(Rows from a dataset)
──────────

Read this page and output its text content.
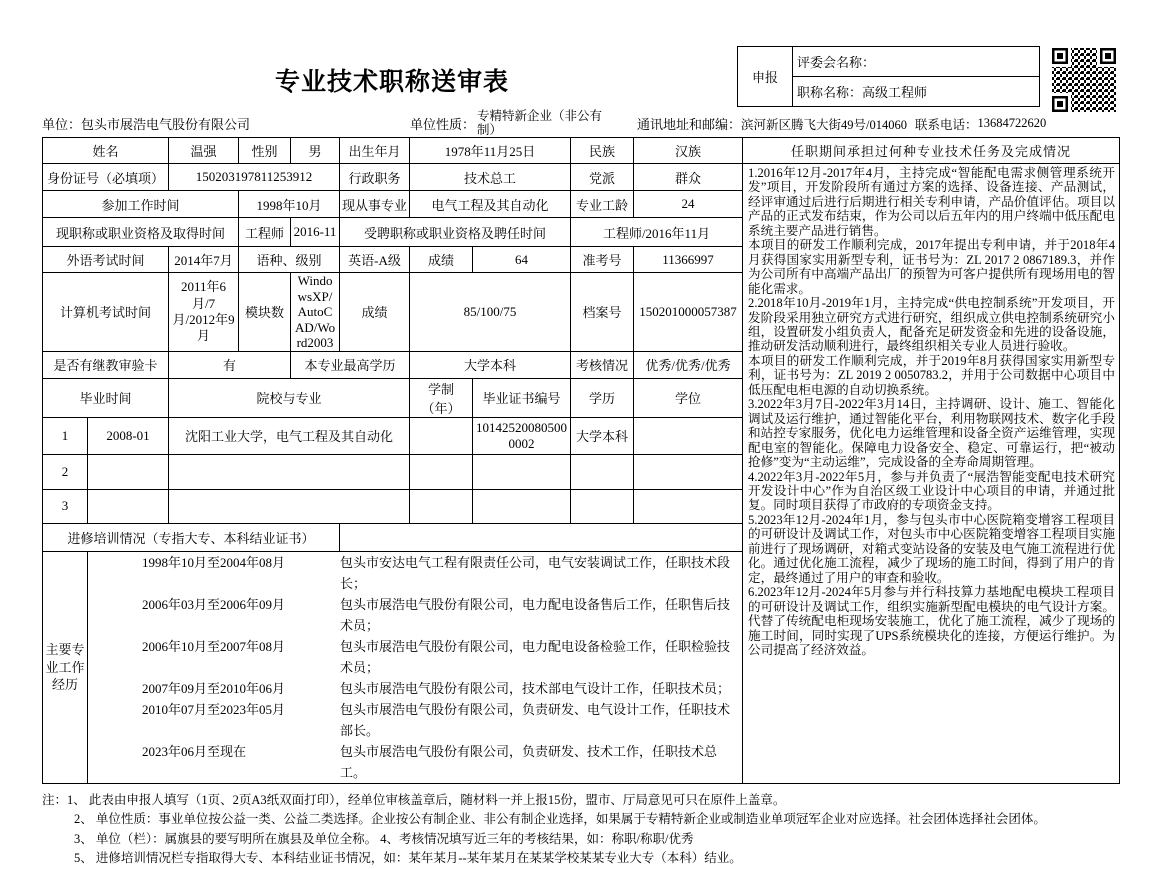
专业技术职称送审表	申报	评委会名称：
职称名称：高级工程师
单位：包头市展浩电气股份有限公司	单位性质：
专精特新企业（非公有制）	通讯地址和邮编： 滨河新区腾飞大街49号/014060 联系电话： 13684722620
姓名		温强	性别	男	出生年月	1978年11月25日		民族	汉族
身份证号（必填项）		150203197811253912			行政职务	技术总工		党派	群众
参加工作时间			1998年10月		现从事专业	电气工程及其自动化		专业工龄	24
现职称或职业资格及取得时间			工程师	2016-11	受聘职称或职业资格及聘任时间			工程师/2016年11月	
外语考试时间		2014年7月	语种、级别		英语-A级	成绩	64	准考号	11366997
计算机考试时间		2011年6月/7月/2012年9月	模块数	WindowsXP/AutoCAD/Word2003	成绩	85/100/75		档案号	150201000057387
是否有继教审验卡		有		本专业最高学历		大学本科		考核情况	优秀/优秀/优秀
毕业时间		院校与专业				学制（年）	毕业证书编号	学历	学位
1	2008-01	沈阳工业大学，电气工程及其自动化					101425200805000002	大学本科	
2									
3									
进修培训情况（专指大专、本科结业证书）									
主要专业工作经历	
1998年10月至2004年08月	包头市安达电气工程有限责任公司，电气安装调试工作，任职技术段长；
2006年03月至2006年09月	包头市展浩电气股份有限公司，电力配电设备售后工作，任职售后技术员；
2006年10月至2007年08月	包头市展浩电气股份有限公司，电力配电设备检验工作，任职检验技术员；
2007年09月至2010年06月	包头市展浩电气股份有限公司，技术部电气设计工作，任职技术员；
2010年07月至2023年05月	包头市展浩电气股份有限公司，负责研发、电气设计工作，任职技术部长。
2023年06月至现在	包头市展浩电气股份有限公司，负责研发、技术工作，任职技术总工。
任职期间承担过何种专业技术任务及完成情况

1.2016年12月-2017年4月，主持完成“智能配电需求侧管理系统开发”项目，开发阶段所有通过方案的选择、设备连接、产品测试，经评审通过后进行后期进行相关专利申请，产品价值评估。项目以产品的正式发布结束，作为公司以后五年内的用户终端中低压配电系统主要产品进行销售。

本项目的研发工作顺利完成，2017年提出专利申请，并于2018年4月获得国家实用新型专利，证书号为：ZL 2017 2 0867189.3，并作为公司所有中高端产品出厂的预智为可客户提供所有现场用电的智能化需求。

2.2018年10月-2019年1月，主持完成“供电控制系统”开发项目，开发阶段采用独立研究方式进行研究，组织成立供电控制系统研究小组，设置研发小组负责人，配备充足研发资金和先进的设备设施，推动研发活动顺利进行，最终组织相关专业人员进行验收。

本项目的研发工作顺利完成，并于2019年8月获得国家实用新型专利，证书号为：ZL 2019 2 0050783.2，并用于公司数据中心项目中低压配电柜电源的自动切换系统。

3.2022年3月7日-2022年3月14日，主持调研、设计、施工、智能化调试及运行维护，通过智能化平台，利用物联网技术、数字化手段和站控专家服务，优化电力运维管理和设备全资产运维管理，实现配电室的智能化。保障电力设备安全、稳定、可靠运行，把“被动抢修”变为“主动运维”，完成设备的全寿命周期管理。

4.2022年3月-2022年5月，参与并负责了“展浩智能变配电技术研究开发设计中心”作为自治区级工业设计中心项目的申请，并通过批复。同时项目获得了市政府的专项资金支持。

5.2023年12月-2024年1月，参与包头市中心医院箱变增容工程项目的可研设计及调试工作，对包头市中心医院箱变增容工程项目实施前进行了现场调研，对箱式变站设备的安装及电气施工流程进行优化。通过优化施工流程，减少了现场的施工时间，得到了用户的肯定，最终通过了用户的审查和验收。

6.2023年12月-2024年5月参与并行科技算力基地配电模块工程项目的可研设计及调试工作，组织实施新型配电模块的电气设计方案。代替了传统配电柜现场安装施工，优化了施工流程，减少了现场的施工时间，同时实现了UPS系统模块化的连接，方便运行维护。为公司提高了经济效益。

注：1、 此表由申报人填写（1页、2页A3纸双面打印），经单位审核盖章后，随材料一并上报15份，盟市、厅局意见可只在原件上盖章。
2、 单位性质：事业单位按公益一类、公益二类选择。企业按公有制企业、非公有制企业选择，如果属于专精特新企业或制造业单项冠军企业对应选择。社会团体选择社会团体。
3、 单位（栏）：属旗县的要写明所在旗县及单位全称。 4、考核情况填写近三年的考核结果，如：称职/称职/优秀
5、 进修培训情况栏专指取得大专、本科结业证书情况，如：某年某月--某年某月在某某学校某某专业大专（本科）结业。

──────────

### Written problem
Print each entry shown above with exact wording and no pictures.

### Answer for this exercise
Read this page and output its text content.
专业技术职称送审表	申报	评委会名称：
职称名称：高级工程师
单位：包头市展浩电气股份有限公司	单位性质：
专精特新企业（非公有制）	通讯地址和邮编： 滨河新区腾飞大街49号/014060 联系电话： 13684722620
姓名		温强	性别	男	出生年月	1978年11月25日		民族	汉族
身份证号（必填项）		150203197811253912			行政职务	技术总工		党派	群众
参加工作时间			1998年10月		现从事专业	电气工程及其自动化		专业工龄	24
现职称或职业资格及取得时间			工程师	2016-11	受聘职称或职业资格及聘任时间			工程师/2016年11月	
外语考试时间		2014年7月	语种、级别		英语-A级	成绩	64	准考号	11366997
计算机考试时间		2011年6月/7月/2012年9月	模块数	WindowsXP/AutoCAD/Word2003	成绩	85/100/75		档案号	150201000057387
是否有继教审验卡		有		本专业最高学历		大学本科		考核情况	优秀/优秀/优秀
毕业时间		院校与专业				学制（年）	毕业证书编号	学历	学位
1	2008-01	沈阳工业大学，电气工程及其自动化					101425200805000002	大学本科	
2									
3									
进修培训情况（专指大专、本科结业证书）									
主要专业工作经历	
1998年10月至2004年08月	包头市安达电气工程有限责任公司，电气安装调试工作，任职技术段长；
2006年03月至2006年09月	包头市展浩电气股份有限公司，电力配电设备售后工作，任职售后技术员；
2006年10月至2007年08月	包头市展浩电气股份有限公司，电力配电设备检验工作，任职检验技术员；
2007年09月至2010年06月	包头市展浩电气股份有限公司，技术部电气设计工作，任职技术员；
2010年07月至2023年05月	包头市展浩电气股份有限公司，负责研发、电气设计工作，任职技术部长。
2023年06月至现在	包头市展浩电气股份有限公司，负责研发、技术工作，任职技术总工。
任职期间承担过何种专业技术任务及完成情况

1.2016年12月-2017年4月，主持完成“智能配电需求侧管理系统开发”项目，开发阶段所有通过方案的选择、设备连接、产品测试，经评审通过后进行后期进行相关专利申请，产品价值评估。项目以产品的正式发布结束，作为公司以后五年内的用户终端中低压配电系统主要产品进行销售。

本项目的研发工作顺利完成，2017年提出专利申请，并于2018年4月获得国家实用新型专利，证书号为：ZL 2017 2 0867189.3，并作为公司所有中高端产品出厂的预智为可客户提供所有现场用电的智能化需求。

2.2018年10月-2019年1月，主持完成“供电控制系统”开发项目，开发阶段采用独立研究方式进行研究，组织成立供电控制系统研究小组，设置研发小组负责人，配备充足研发资金和先进的设备设施，推动研发活动顺利进行，最终组织相关专业人员进行验收。

本项目的研发工作顺利完成，并于2019年8月获得国家实用新型专利，证书号为：ZL 2019 2 0050783.2，并用于公司数据中心项目中低压配电柜电源的自动切换系统。

3.2022年3月7日-2022年3月14日，主持调研、设计、施工、智能化调试及运行维护，通过智能化平台，利用物联网技术、数字化手段和站控专家服务，优化电力运维管理和设备全资产运维管理，实现配电室的智能化。保障电力设备安全、稳定、可靠运行，把“被动抢修”变为“主动运维”，完成设备的全寿命周期管理。

4.2022年3月-2022年5月，参与并负责了“展浩智能变配电技术研究开发设计中心”作为自治区级工业设计中心项目的申请，并通过批复。同时项目获得了市政府的专项资金支持。

5.2023年12月-2024年1月，参与包头市中心医院箱变增容工程项目的可研设计及调试工作，对包头市中心医院箱变增容工程项目实施前进行了现场调研，对箱式变站设备的安装及电气施工流程进行优化。通过优化施工流程，减少了现场的施工时间，得到了用户的肯定，最终通过了用户的审查和验收。

6.2023年12月-2024年5月参与并行科技算力基地配电模块工程项目的可研设计及调试工作，组织实施新型配电模块的电气设计方案。代替了传统配电柜现场安装施工，优化了施工流程，减少了现场的施工时间，同时实现了UPS系统模块化的连接，方便运行维护。为公司提高了经济效益。

注：1、 此表由申报人填写（1页、2页A3纸双面打印），经单位审核盖章后，随材料一并上报15份，盟市、厅局意见可只在原件上盖章。
2、 单位性质：事业单位按公益一类、公益二类选择。企业按公有制企业、非公有制企业选择，如果属于专精特新企业或制造业单项冠军企业对应选择。社会团体选择社会团体。
3、 单位（栏）：属旗县的要写明所在旗县及单位全称。 4、考核情况填写近三年的考核结果，如：称职/称职/优秀
5、 进修培训情况栏专指取得大专、本科结业证书情况，如：某年某月--某年某月在某某学校某某专业大专（本科）结业。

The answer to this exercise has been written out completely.